▶ [WHAT TO WORK ON]: Reproduce every entry exactly, without alteration.

▶ [THE RECORDS]:
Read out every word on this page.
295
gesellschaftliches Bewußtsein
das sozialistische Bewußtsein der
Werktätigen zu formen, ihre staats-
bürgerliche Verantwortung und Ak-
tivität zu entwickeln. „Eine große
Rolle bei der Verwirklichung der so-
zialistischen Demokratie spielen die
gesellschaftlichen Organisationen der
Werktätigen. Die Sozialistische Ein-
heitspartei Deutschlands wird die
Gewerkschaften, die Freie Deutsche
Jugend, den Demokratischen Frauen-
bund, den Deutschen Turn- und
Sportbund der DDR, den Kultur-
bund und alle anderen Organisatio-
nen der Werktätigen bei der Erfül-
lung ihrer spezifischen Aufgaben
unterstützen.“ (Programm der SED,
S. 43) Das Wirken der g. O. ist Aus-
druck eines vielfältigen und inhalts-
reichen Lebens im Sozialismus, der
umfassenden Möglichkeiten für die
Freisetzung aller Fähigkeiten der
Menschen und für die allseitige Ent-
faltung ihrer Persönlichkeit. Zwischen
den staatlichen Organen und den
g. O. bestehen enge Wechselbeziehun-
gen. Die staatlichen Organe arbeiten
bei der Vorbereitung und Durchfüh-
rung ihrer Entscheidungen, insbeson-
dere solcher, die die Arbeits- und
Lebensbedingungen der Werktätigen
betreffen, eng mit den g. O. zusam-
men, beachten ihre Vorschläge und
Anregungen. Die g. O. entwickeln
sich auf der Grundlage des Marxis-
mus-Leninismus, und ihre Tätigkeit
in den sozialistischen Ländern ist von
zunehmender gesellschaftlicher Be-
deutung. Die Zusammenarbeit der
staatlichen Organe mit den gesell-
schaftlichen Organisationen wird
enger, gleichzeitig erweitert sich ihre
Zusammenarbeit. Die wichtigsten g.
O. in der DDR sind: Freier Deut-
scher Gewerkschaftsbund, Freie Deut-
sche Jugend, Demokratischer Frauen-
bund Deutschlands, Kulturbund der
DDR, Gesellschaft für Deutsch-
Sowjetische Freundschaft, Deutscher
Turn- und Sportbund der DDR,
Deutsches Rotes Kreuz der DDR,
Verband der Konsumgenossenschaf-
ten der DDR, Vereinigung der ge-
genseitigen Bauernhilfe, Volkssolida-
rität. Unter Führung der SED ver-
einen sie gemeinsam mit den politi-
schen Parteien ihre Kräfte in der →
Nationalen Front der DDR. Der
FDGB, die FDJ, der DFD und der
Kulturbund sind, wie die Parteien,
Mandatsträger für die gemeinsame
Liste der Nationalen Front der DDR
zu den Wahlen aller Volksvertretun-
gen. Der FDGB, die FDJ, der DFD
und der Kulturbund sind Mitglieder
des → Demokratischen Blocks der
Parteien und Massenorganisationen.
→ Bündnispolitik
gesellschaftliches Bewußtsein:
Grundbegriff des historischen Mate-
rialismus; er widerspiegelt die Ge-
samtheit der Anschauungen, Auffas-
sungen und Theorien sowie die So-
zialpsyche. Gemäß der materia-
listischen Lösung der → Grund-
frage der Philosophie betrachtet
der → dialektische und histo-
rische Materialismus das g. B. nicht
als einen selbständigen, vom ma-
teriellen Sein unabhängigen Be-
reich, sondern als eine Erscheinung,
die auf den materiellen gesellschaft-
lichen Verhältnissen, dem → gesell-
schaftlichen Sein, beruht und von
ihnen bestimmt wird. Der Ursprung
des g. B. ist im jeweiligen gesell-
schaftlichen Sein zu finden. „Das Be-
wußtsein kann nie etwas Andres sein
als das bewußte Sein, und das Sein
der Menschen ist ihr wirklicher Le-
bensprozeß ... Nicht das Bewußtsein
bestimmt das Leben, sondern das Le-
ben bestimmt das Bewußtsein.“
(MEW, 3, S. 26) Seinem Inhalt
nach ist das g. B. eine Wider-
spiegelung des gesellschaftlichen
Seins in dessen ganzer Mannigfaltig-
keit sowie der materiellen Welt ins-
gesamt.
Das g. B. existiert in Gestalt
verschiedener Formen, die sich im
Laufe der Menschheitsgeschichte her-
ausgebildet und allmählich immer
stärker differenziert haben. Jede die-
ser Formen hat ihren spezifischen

▶ [EXPECTED ANSWER]:
Read out every word on this page.
295
gesellschaftliches Bewußtsein
das sozialistische Bewußtsein der
Werktätigen zu formen, ihre staats-
bürgerliche Verantwortung und Ak-
tivität zu entwickeln. „Eine große
Rolle bei der Verwirklichung der so-
zialistischen Demokratie spielen die
gesellschaftlichen Organisationen der
Werktätigen. Die Sozialistische Ein-
heitspartei Deutschlands wird die
Gewerkschaften, die Freie Deutsche
Jugend, den Demokratischen Frauen-
bund, den Deutschen Turn- und
Sportbund der DDR, den Kultur-
bund und alle anderen Organisatio-
nen der Werktätigen bei der Erfül-
lung ihrer spezifischen Aufgaben
unterstützen.“ (Programm der SED,
S. 43) Das Wirken der g. O. ist Aus-
druck eines vielfältigen und inhalts-
reichen Lebens im Sozialismus, der
umfassenden Möglichkeiten für die
Freisetzung aller Fähigkeiten der
Menschen und für die allseitige Ent-
faltung ihrer Persönlichkeit. Zwischen
den staatlichen Organen und den
g. O. bestehen enge Wechselbeziehun-
gen. Die staatlichen Organe arbeiten
bei der Vorbereitung und Durchfüh-
rung ihrer Entscheidungen, insbeson-
dere solcher, die die Arbeits- und
Lebensbedingungen der Werktätigen
betreffen, eng mit den g. O. zusam-
men, beachten ihre Vorschläge und
Anregungen. Die g. O. entwickeln
sich auf der Grundlage des Marxis-
mus-Leninismus, und ihre Tätigkeit
in den sozialistischen Ländern ist von
zunehmender gesellschaftlicher Be-
deutung. Die Zusammenarbeit der
staatlichen Organe mit den gesell-
schaftlichen Organisationen wird
enger, gleichzeitig erweitert sich ihre
Zusammenarbeit. Die wichtigsten g.
O. in der DDR sind: Freier Deut-
scher Gewerkschaftsbund, Freie Deut-
sche Jugend, Demokratischer Frauen-
bund Deutschlands, Kulturbund der
DDR, Gesellschaft für Deutsch-
Sowjetische Freundschaft, Deutscher
Turn- und Sportbund der DDR,
Deutsches Rotes Kreuz der DDR,
Verband der Konsumgenossenschaf-
ten der DDR, Vereinigung der ge-
genseitigen Bauernhilfe, Volkssolida-
rität. Unter Führung der SED ver-
einen sie gemeinsam mit den politi-
schen Parteien ihre Kräfte in der →
Nationalen Front der DDR. Der
FDGB, die FDJ, der DFD und der
Kulturbund sind, wie die Parteien,
Mandatsträger für die gemeinsame
Liste der Nationalen Front der DDR
zu den Wahlen aller Volksvertretun-
gen. Der FDGB, die FDJ, der DFD
und der Kulturbund sind Mitglieder
des → Demokratischen Blocks der
Parteien und Massenorganisationen.
→ Bündnispolitik
gesellschaftliches Bewußtsein:
Grundbegriff des historischen Mate-
rialismus; er widerspiegelt die Ge-
samtheit der Anschauungen, Auffas-
sungen und Theorien sowie die So-
zialpsyche. Gemäß der materia-
listischen Lösung der → Grund-
frage der Philosophie betrachtet
der → dialektische und histo-
rische Materialismus das g. B. nicht
als einen selbständigen, vom ma-
teriellen Sein unabhängigen Be-
reich, sondern als eine Erscheinung,
die auf den materiellen gesellschaft-
lichen Verhältnissen, dem → gesell-
schaftlichen Sein, beruht und von
ihnen bestimmt wird. Der Ursprung
des g. B. ist im jeweiligen gesell-
schaftlichen Sein zu finden. „Das Be-
wußtsein kann nie etwas Andres sein
als das bewußte Sein, und das Sein
der Menschen ist ihr wirklicher Le-
bensprozeß ... Nicht das Bewußtsein
bestimmt das Leben, sondern das Le-
ben bestimmt das Bewußtsein.“
(MEW, 3, S. 26) Seinem Inhalt
nach ist das g. B. eine Wider-
spiegelung des gesellschaftlichen
Seins in dessen ganzer Mannigfaltig-
keit sowie der materiellen Welt ins-
gesamt.
Das g. B. existiert in Gestalt
verschiedener Formen, die sich im
Laufe der Menschheitsgeschichte her-
ausgebildet und allmählich immer
stärker differenziert haben. Jede die-
ser Formen hat ihren spezifischen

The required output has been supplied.